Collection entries
- - - -
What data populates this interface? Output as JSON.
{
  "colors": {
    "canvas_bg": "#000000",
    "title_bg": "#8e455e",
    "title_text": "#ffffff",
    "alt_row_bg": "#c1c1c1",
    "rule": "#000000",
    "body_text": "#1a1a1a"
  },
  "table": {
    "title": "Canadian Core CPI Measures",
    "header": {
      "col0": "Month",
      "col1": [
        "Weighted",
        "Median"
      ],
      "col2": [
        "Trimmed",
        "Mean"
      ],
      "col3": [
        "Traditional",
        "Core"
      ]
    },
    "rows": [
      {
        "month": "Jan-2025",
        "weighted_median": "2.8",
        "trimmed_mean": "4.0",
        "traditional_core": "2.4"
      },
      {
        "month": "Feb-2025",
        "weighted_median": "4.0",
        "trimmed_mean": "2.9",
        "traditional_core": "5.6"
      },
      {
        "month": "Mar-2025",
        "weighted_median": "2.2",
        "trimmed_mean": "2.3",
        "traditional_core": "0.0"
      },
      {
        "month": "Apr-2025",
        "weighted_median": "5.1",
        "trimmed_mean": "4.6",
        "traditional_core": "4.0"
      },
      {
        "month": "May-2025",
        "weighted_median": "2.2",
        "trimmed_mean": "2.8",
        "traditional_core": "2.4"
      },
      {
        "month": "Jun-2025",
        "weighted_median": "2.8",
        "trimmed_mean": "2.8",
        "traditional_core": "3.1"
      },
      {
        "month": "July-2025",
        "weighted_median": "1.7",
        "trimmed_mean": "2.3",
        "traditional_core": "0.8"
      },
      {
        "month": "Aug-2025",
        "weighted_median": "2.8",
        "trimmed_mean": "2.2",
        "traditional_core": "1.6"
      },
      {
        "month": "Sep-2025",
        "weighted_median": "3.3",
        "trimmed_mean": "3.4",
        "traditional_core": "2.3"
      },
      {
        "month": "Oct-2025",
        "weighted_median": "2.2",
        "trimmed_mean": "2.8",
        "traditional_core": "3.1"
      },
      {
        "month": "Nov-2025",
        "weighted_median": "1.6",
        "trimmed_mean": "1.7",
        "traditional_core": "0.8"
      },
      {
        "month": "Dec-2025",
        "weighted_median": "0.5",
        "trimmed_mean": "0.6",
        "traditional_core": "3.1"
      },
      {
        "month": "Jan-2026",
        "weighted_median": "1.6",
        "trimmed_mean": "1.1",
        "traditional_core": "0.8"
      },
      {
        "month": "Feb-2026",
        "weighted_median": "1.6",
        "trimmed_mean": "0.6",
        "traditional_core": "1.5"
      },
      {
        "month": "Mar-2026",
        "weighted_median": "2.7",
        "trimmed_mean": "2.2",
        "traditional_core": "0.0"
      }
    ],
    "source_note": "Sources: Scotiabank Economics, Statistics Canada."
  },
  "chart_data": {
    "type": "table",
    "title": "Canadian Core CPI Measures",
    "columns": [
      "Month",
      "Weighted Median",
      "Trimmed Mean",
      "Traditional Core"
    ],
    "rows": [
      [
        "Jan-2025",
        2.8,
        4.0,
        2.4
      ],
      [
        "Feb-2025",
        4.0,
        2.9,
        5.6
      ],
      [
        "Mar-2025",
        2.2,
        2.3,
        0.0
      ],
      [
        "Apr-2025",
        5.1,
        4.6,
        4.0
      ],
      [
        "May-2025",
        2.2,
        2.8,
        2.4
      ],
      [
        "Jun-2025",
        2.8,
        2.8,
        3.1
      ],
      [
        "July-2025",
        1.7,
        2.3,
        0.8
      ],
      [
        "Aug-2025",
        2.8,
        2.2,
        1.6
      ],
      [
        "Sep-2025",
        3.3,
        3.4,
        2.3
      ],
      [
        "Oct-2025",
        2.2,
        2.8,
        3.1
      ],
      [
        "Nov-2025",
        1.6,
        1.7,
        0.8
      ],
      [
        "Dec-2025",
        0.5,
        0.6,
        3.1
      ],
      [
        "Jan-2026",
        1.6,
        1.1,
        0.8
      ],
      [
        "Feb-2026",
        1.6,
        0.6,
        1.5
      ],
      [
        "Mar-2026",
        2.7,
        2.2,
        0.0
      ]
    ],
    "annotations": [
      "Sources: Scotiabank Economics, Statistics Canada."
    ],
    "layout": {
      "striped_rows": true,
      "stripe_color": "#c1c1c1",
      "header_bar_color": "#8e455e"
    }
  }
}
- - - -
• _TASK REQUIREMENTS_
Repeat every entry word for word.

• _SOLUTION FOR THIS TASK_
What data populates this interface? Output as JSON.
{
  "colors": {
    "canvas_bg": "#000000",
    "title_bg": "#8e455e",
    "title_text": "#ffffff",
    "alt_row_bg": "#c1c1c1",
    "rule": "#000000",
    "body_text": "#1a1a1a"
  },
  "table": {
    "title": "Canadian Core CPI Measures",
    "header": {
      "col0": "Month",
      "col1": [
        "Weighted",
        "Median"
      ],
      "col2": [
        "Trimmed",
        "Mean"
      ],
      "col3": [
        "Traditional",
        "Core"
      ]
    },
    "rows": [
      {
        "month": "Jan-2025",
        "weighted_median": "2.8",
        "trimmed_mean": "4.0",
        "traditional_core": "2.4"
      },
      {
        "month": "Feb-2025",
        "weighted_median": "4.0",
        "trimmed_mean": "2.9",
        "traditional_core": "5.6"
      },
      {
        "month": "Mar-2025",
        "weighted_median": "2.2",
        "trimmed_mean": "2.3",
        "traditional_core": "0.0"
      },
      {
        "month": "Apr-2025",
        "weighted_median": "5.1",
        "trimmed_mean": "4.6",
        "traditional_core": "4.0"
      },
      {
        "month": "May-2025",
        "weighted_median": "2.2",
        "trimmed_mean": "2.8",
        "traditional_core": "2.4"
      },
      {
        "month": "Jun-2025",
        "weighted_median": "2.8",
        "trimmed_mean": "2.8",
        "traditional_core": "3.1"
      },
      {
        "month": "July-2025",
        "weighted_median": "1.7",
        "trimmed_mean": "2.3",
        "traditional_core": "0.8"
      },
      {
        "month": "Aug-2025",
        "weighted_median": "2.8",
        "trimmed_mean": "2.2",
        "traditional_core": "1.6"
      },
      {
        "month": "Sep-2025",
        "weighted_median": "3.3",
        "trimmed_mean": "3.4",
        "traditional_core": "2.3"
      },
      {
        "month": "Oct-2025",
        "weighted_median": "2.2",
        "trimmed_mean": "2.8",
        "traditional_core": "3.1"
      },
      {
        "month": "Nov-2025",
        "weighted_median": "1.6",
        "trimmed_mean": "1.7",
        "traditional_core": "0.8"
      },
      {
        "month": "Dec-2025",
        "weighted_median": "0.5",
        "trimmed_mean": "0.6",
        "traditional_core": "3.1"
      },
      {
        "month": "Jan-2026",
        "weighted_median": "1.6",
        "trimmed_mean": "1.1",
        "traditional_core": "0.8"
      },
      {
        "month": "Feb-2026",
        "weighted_median": "1.6",
        "trimmed_mean": "0.6",
        "traditional_core": "1.5"
      },
      {
        "month": "Mar-2026",
        "weighted_median": "2.7",
        "trimmed_mean": "2.2",
        "traditional_core": "0.0"
      }
    ],
    "source_note": "Sources: Scotiabank Economics, Statistics Canada."
  },
  "chart_data": {
    "type": "table",
    "title": "Canadian Core CPI Measures",
    "columns": [
      "Month",
      "Weighted Median",
      "Trimmed Mean",
      "Traditional Core"
    ],
    "rows": [
      [
        "Jan-2025",
        2.8,
        4.0,
        2.4
      ],
      [
        "Feb-2025",
        4.0,
        2.9,
        5.6
      ],
      [
        "Mar-2025",
        2.2,
        2.3,
        0.0
      ],
      [
        "Apr-2025",
        5.1,
        4.6,
        4.0
      ],
      [
        "May-2025",
        2.2,
        2.8,
        2.4
      ],
      [
        "Jun-2025",
        2.8,
        2.8,
        3.1
      ],
      [
        "July-2025",
        1.7,
        2.3,
        0.8
      ],
      [
        "Aug-2025",
        2.8,
        2.2,
        1.6
      ],
      [
        "Sep-2025",
        3.3,
        3.4,
        2.3
      ],
      [
        "Oct-2025",
        2.2,
        2.8,
        3.1
      ],
      [
        "Nov-2025",
        1.6,
        1.7,
        0.8
      ],
      [
        "Dec-2025",
        0.5,
        0.6,
        3.1
      ],
      [
        "Jan-2026",
        1.6,
        1.1,
        0.8
      ],
      [
        "Feb-2026",
        1.6,
        0.6,
        1.5
      ],
      [
        "Mar-2026",
        2.7,
        2.2,
        0.0
      ]
    ],
    "annotations": [
      "Sources: Scotiabank Economics, Statistics Canada."
    ],
    "layout": {
      "striped_rows": true,
      "stripe_color": "#c1c1c1",
      "header_bar_color": "#8e455e"
    }
  }
}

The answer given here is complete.